WHAT IS NEEDED
Leave out the images; return the rest of the data exactly.

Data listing
###

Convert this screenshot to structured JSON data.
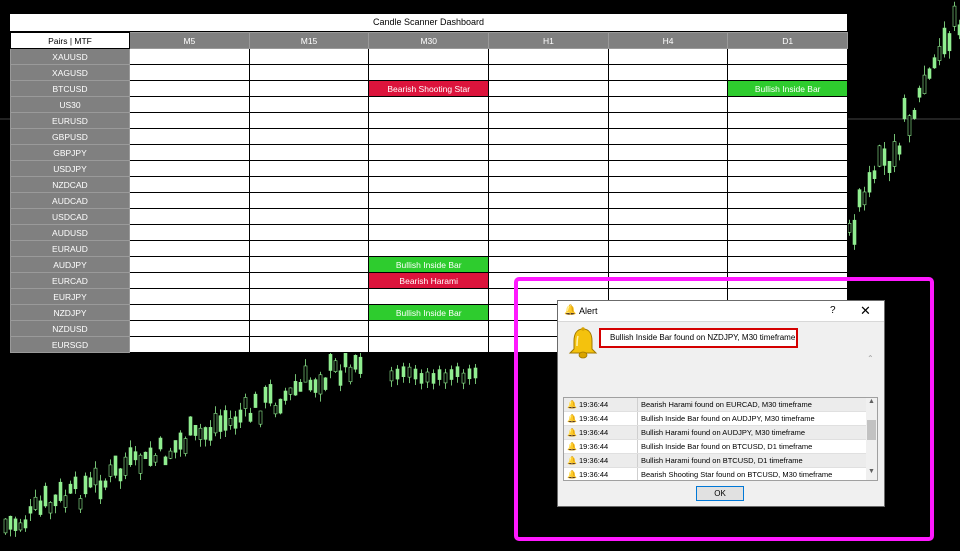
{
  "dashboard": {
    "title": "Candle Scanner Dashboard",
    "corner_label": "Pairs | MTF",
    "timeframes": [
      "M5",
      "M15",
      "M30",
      "H1",
      "H4",
      "D1"
    ],
    "pairs": [
      "XAUUSD",
      "XAGUSD",
      "BTCUSD",
      "US30",
      "EURUSD",
      "GBPUSD",
      "GBPJPY",
      "USDJPY",
      "NZDCAD",
      "AUDCAD",
      "USDCAD",
      "AUDUSD",
      "EURAUD",
      "AUDJPY",
      "EURCAD",
      "EURJPY",
      "NZDJPY",
      "NZDUSD",
      "EURSGD"
    ],
    "signals": [
      {
        "pair": "BTCUSD",
        "timeframe": "M30",
        "label": "Bearish Shooting Star",
        "kind": "bearish"
      },
      {
        "pair": "BTCUSD",
        "timeframe": "D1",
        "label": "Bullish Inside Bar",
        "kind": "bullish"
      },
      {
        "pair": "AUDJPY",
        "timeframe": "M30",
        "label": "Bullish Inside Bar",
        "kind": "bullish"
      },
      {
        "pair": "EURCAD",
        "timeframe": "M30",
        "label": "Bearish Harami",
        "kind": "bearish"
      },
      {
        "pair": "NZDJPY",
        "timeframe": "M30",
        "label": "Bullish Inside Bar",
        "kind": "bullish"
      }
    ]
  },
  "colors": {
    "bullish": "#2ecc2e",
    "bearish": "#dc143c",
    "header_gray": "#808080",
    "highlight": "#ff19ff",
    "candle": "#90ee90"
  },
  "alert": {
    "title": "Alert",
    "help_label": "?",
    "close_label": "✕",
    "icon": "bell-icon",
    "message": "Bullish Inside Bar found on NZDJPY, M30 timeframe",
    "log": [
      {
        "time": "19:36:44",
        "message": "Bearish Harami found on EURCAD, M30 timeframe"
      },
      {
        "time": "19:36:44",
        "message": "Bullish Inside Bar found on AUDJPY, M30 timeframe"
      },
      {
        "time": "19:36:44",
        "message": "Bullish Harami found on AUDJPY, M30 timeframe"
      },
      {
        "time": "19:36:44",
        "message": "Bullish Inside Bar found on BTCUSD, D1 timeframe"
      },
      {
        "time": "19:36:44",
        "message": "Bullish Harami found on BTCUSD, D1 timeframe"
      },
      {
        "time": "19:36:44",
        "message": "Bearish Shooting Star found on BTCUSD, M30 timeframe"
      }
    ],
    "ok_label": "OK"
  }
}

###

WRITTEN SOLUTION
Convert this screenshot to structured JSON data.
{
  "dashboard": {
    "title": "Candle Scanner Dashboard",
    "corner_label": "Pairs | MTF",
    "timeframes": [
      "M5",
      "M15",
      "M30",
      "H1",
      "H4",
      "D1"
    ],
    "pairs": [
      "XAUUSD",
      "XAGUSD",
      "BTCUSD",
      "US30",
      "EURUSD",
      "GBPUSD",
      "GBPJPY",
      "USDJPY",
      "NZDCAD",
      "AUDCAD",
      "USDCAD",
      "AUDUSD",
      "EURAUD",
      "AUDJPY",
      "EURCAD",
      "EURJPY",
      "NZDJPY",
      "NZDUSD",
      "EURSGD"
    ],
    "signals": [
      {
        "pair": "BTCUSD",
        "timeframe": "M30",
        "label": "Bearish Shooting Star",
        "kind": "bearish"
      },
      {
        "pair": "BTCUSD",
        "timeframe": "D1",
        "label": "Bullish Inside Bar",
        "kind": "bullish"
      },
      {
        "pair": "AUDJPY",
        "timeframe": "M30",
        "label": "Bullish Inside Bar",
        "kind": "bullish"
      },
      {
        "pair": "EURCAD",
        "timeframe": "M30",
        "label": "Bearish Harami",
        "kind": "bearish"
      },
      {
        "pair": "NZDJPY",
        "timeframe": "M30",
        "label": "Bullish Inside Bar",
        "kind": "bullish"
      }
    ]
  },
  "colors": {
    "bullish": "#2ecc2e",
    "bearish": "#dc143c",
    "header_gray": "#808080",
    "highlight": "#ff19ff",
    "candle": "#90ee90"
  },
  "alert": {
    "title": "Alert",
    "help_label": "?",
    "close_label": "✕",
    "icon": "bell-icon",
    "message": "Bullish Inside Bar found on NZDJPY, M30 timeframe",
    "log": [
      {
        "time": "19:36:44",
        "message": "Bearish Harami found on EURCAD, M30 timeframe"
      },
      {
        "time": "19:36:44",
        "message": "Bullish Inside Bar found on AUDJPY, M30 timeframe"
      },
      {
        "time": "19:36:44",
        "message": "Bullish Harami found on AUDJPY, M30 timeframe"
      },
      {
        "time": "19:36:44",
        "message": "Bullish Inside Bar found on BTCUSD, D1 timeframe"
      },
      {
        "time": "19:36:44",
        "message": "Bullish Harami found on BTCUSD, D1 timeframe"
      },
      {
        "time": "19:36:44",
        "message": "Bearish Shooting Star found on BTCUSD, M30 timeframe"
      }
    ],
    "ok_label": "OK"
  }
}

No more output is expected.